[Records from a data source]
■ ■ ■

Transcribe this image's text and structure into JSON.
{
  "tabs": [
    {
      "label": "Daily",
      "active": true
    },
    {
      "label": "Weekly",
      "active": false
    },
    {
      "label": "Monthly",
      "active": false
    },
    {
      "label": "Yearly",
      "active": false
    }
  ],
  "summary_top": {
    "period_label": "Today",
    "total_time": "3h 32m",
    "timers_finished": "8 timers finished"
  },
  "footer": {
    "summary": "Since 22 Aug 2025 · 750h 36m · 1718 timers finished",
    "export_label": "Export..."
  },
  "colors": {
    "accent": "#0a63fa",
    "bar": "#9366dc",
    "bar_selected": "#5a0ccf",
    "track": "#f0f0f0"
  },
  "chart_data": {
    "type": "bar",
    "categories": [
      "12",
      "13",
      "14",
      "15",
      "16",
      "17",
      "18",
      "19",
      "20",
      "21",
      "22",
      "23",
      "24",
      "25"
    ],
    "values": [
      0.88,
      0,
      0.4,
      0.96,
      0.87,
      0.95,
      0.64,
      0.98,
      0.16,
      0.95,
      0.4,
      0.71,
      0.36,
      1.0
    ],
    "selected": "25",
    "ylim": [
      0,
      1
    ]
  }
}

■ ■ ■

AIM
Produce an exact copy of every entry above.

THE SOLUTION
Transcribe this image's text and structure into JSON.
{
  "tabs": [
    {
      "label": "Daily",
      "active": true
    },
    {
      "label": "Weekly",
      "active": false
    },
    {
      "label": "Monthly",
      "active": false
    },
    {
      "label": "Yearly",
      "active": false
    }
  ],
  "summary_top": {
    "period_label": "Today",
    "total_time": "3h 32m",
    "timers_finished": "8 timers finished"
  },
  "footer": {
    "summary": "Since 22 Aug 2025 · 750h 36m · 1718 timers finished",
    "export_label": "Export..."
  },
  "colors": {
    "accent": "#0a63fa",
    "bar": "#9366dc",
    "bar_selected": "#5a0ccf",
    "track": "#f0f0f0"
  },
  "chart_data": {
    "type": "bar",
    "categories": [
      "12",
      "13",
      "14",
      "15",
      "16",
      "17",
      "18",
      "19",
      "20",
      "21",
      "22",
      "23",
      "24",
      "25"
    ],
    "values": [
      0.88,
      0,
      0.4,
      0.96,
      0.87,
      0.95,
      0.64,
      0.98,
      0.16,
      0.95,
      0.4,
      0.71,
      0.36,
      1.0
    ],
    "selected": "25",
    "ylim": [
      0,
      1
    ]
  }
}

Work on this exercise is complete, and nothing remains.